What you should do
Output every line of the records below verbatim, changing nothing.

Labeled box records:
------------------------------

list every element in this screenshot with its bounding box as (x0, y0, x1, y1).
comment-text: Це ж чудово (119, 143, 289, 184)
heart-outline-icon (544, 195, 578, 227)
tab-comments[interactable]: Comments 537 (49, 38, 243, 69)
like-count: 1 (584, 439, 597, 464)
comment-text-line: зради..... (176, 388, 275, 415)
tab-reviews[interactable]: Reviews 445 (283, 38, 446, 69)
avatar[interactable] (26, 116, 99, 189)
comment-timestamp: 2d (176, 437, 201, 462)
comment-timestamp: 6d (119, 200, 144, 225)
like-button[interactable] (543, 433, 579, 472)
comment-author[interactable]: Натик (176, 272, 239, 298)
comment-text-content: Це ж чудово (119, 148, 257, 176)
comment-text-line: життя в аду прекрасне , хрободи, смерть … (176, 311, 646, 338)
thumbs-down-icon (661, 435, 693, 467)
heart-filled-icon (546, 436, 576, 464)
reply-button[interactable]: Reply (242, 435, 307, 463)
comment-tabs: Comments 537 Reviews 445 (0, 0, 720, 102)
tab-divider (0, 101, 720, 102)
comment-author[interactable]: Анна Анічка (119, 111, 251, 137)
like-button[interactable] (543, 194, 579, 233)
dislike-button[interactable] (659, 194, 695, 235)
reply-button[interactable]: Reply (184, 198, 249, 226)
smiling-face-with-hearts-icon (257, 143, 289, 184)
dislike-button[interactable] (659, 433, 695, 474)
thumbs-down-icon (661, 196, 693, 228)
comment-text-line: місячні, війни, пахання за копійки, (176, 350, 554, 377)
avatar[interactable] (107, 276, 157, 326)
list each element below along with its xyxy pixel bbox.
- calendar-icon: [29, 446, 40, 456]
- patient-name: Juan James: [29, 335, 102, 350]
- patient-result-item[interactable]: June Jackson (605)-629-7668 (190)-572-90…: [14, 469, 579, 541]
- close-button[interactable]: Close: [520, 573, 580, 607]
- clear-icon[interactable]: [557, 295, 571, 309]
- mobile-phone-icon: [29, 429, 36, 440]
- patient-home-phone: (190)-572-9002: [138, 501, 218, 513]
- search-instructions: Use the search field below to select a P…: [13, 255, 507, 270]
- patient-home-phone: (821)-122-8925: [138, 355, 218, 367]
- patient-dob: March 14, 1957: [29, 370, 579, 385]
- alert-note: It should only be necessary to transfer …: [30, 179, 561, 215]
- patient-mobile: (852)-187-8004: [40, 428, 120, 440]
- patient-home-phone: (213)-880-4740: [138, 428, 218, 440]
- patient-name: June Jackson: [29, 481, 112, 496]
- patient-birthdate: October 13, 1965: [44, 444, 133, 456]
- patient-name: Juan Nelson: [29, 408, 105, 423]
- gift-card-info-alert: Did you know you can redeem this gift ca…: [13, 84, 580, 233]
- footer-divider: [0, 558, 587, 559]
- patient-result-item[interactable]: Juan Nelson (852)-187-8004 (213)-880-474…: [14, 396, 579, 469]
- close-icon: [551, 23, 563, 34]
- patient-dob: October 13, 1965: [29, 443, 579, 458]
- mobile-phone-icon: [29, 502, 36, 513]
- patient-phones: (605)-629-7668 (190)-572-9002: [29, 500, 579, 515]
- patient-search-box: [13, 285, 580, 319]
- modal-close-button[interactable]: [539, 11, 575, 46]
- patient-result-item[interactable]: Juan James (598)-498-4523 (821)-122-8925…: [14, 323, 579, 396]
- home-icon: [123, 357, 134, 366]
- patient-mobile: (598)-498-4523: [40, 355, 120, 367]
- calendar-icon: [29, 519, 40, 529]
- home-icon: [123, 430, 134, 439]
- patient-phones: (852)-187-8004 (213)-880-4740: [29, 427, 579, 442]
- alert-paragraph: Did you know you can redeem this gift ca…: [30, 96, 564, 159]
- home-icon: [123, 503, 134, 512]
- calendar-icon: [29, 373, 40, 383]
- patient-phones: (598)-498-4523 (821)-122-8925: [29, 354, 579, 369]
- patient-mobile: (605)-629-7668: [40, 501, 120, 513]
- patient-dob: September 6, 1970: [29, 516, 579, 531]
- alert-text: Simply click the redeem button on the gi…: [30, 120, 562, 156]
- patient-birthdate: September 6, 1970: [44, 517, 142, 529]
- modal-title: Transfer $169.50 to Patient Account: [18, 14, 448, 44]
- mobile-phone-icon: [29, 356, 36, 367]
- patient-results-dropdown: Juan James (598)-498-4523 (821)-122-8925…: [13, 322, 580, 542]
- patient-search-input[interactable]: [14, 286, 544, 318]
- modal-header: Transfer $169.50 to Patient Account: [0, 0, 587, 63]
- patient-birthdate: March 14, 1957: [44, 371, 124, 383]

------------------------------

Correct output
list every element in this screenshot with its bounding box as (x0, y0, x1, y1).
comment-text: Це ж чудово (119, 143, 289, 184)
heart-outline-icon (544, 195, 578, 227)
tab-comments[interactable]: Comments 537 (49, 38, 243, 69)
like-count: 1 (584, 439, 597, 464)
comment-text-line: зради..... (176, 388, 275, 415)
tab-reviews[interactable]: Reviews 445 (283, 38, 446, 69)
avatar[interactable] (26, 116, 99, 189)
comment-timestamp: 2d (176, 437, 201, 462)
comment-timestamp: 6d (119, 200, 144, 225)
like-button[interactable] (543, 433, 579, 472)
comment-author[interactable]: Натик (176, 272, 239, 298)
comment-text-content: Це ж чудово (119, 148, 257, 176)
comment-text-line: життя в аду прекрасне , хрободи, смерть … (176, 311, 646, 338)
thumbs-down-icon (661, 435, 693, 467)
heart-filled-icon (546, 436, 576, 464)
reply-button[interactable]: Reply (242, 435, 307, 463)
comment-tabs: Comments 537 Reviews 445 (0, 0, 720, 102)
tab-divider (0, 101, 720, 102)
comment-author[interactable]: Анна Анічка (119, 111, 251, 137)
like-button[interactable] (543, 194, 579, 233)
dislike-button[interactable] (659, 194, 695, 235)
reply-button[interactable]: Reply (184, 198, 249, 226)
smiling-face-with-hearts-icon (257, 143, 289, 184)
dislike-button[interactable] (659, 433, 695, 474)
thumbs-down-icon (661, 196, 693, 228)
comment-text-line: місячні, війни, пахання за копійки, (176, 350, 554, 377)
avatar[interactable] (107, 276, 157, 326)
list each element below along with its xyxy pixel bbox.
- calendar-icon: [29, 446, 40, 456]
- patient-name: Juan James: [29, 335, 102, 350]
- patient-result-item[interactable]: June Jackson (605)-629-7668 (190)-572-90…: [14, 469, 579, 541]
- close-button[interactable]: Close: [520, 573, 580, 607]
- clear-icon[interactable]: [557, 295, 571, 309]
- mobile-phone-icon: [29, 429, 36, 440]
- patient-home-phone: (190)-572-9002: [138, 501, 218, 513]
- search-instructions: Use the search field below to select a P…: [13, 255, 507, 270]
- patient-home-phone: (821)-122-8925: [138, 355, 218, 367]
- patient-dob: March 14, 1957: [29, 370, 579, 385]
- alert-note: It should only be necessary to transfer …: [30, 179, 561, 215]
- patient-mobile: (852)-187-8004: [40, 428, 120, 440]
- patient-home-phone: (213)-880-4740: [138, 428, 218, 440]
- patient-name: June Jackson: [29, 481, 112, 496]
- patient-birthdate: October 13, 1965: [44, 444, 133, 456]
- patient-name: Juan Nelson: [29, 408, 105, 423]
- gift-card-info-alert: Did you know you can redeem this gift ca…: [13, 84, 580, 233]
- footer-divider: [0, 558, 587, 559]
- patient-result-item[interactable]: Juan Nelson (852)-187-8004 (213)-880-474…: [14, 396, 579, 469]
- close-icon: [551, 23, 563, 34]
- patient-dob: October 13, 1965: [29, 443, 579, 458]
- mobile-phone-icon: [29, 502, 36, 513]
- patient-phones: (605)-629-7668 (190)-572-9002: [29, 500, 579, 515]
- patient-search-box: [13, 285, 580, 319]
- modal-close-button[interactable]: [539, 11, 575, 46]
- patient-result-item[interactable]: Juan James (598)-498-4523 (821)-122-8925…: [14, 323, 579, 396]
- home-icon: [123, 357, 134, 366]
- patient-mobile: (598)-498-4523: [40, 355, 120, 367]
- calendar-icon: [29, 519, 40, 529]
- home-icon: [123, 430, 134, 439]
- patient-phones: (852)-187-8004 (213)-880-4740: [29, 427, 579, 442]
- alert-paragraph: Did you know you can redeem this gift ca…: [30, 96, 564, 159]
- home-icon: [123, 503, 134, 512]
- calendar-icon: [29, 373, 40, 383]
- patient-phones: (598)-498-4523 (821)-122-8925: [29, 354, 579, 369]
- patient-mobile: (605)-629-7668: [40, 501, 120, 513]
- patient-dob: September 6, 1970: [29, 516, 579, 531]
- alert-text: Simply click the redeem button on the gi…: [30, 120, 562, 156]
- patient-birthdate: September 6, 1970: [44, 517, 142, 529]
- modal-title: Transfer $169.50 to Patient Account: [18, 14, 448, 44]
- mobile-phone-icon: [29, 356, 36, 367]
- patient-results-dropdown: Juan James (598)-498-4523 (821)-122-8925…: [13, 322, 580, 542]
- patient-search-input[interactable]: [14, 286, 544, 318]
- modal-header: Transfer $169.50 to Patient Account: [0, 0, 587, 63]
- patient-birthdate: March 14, 1957: [44, 371, 124, 383]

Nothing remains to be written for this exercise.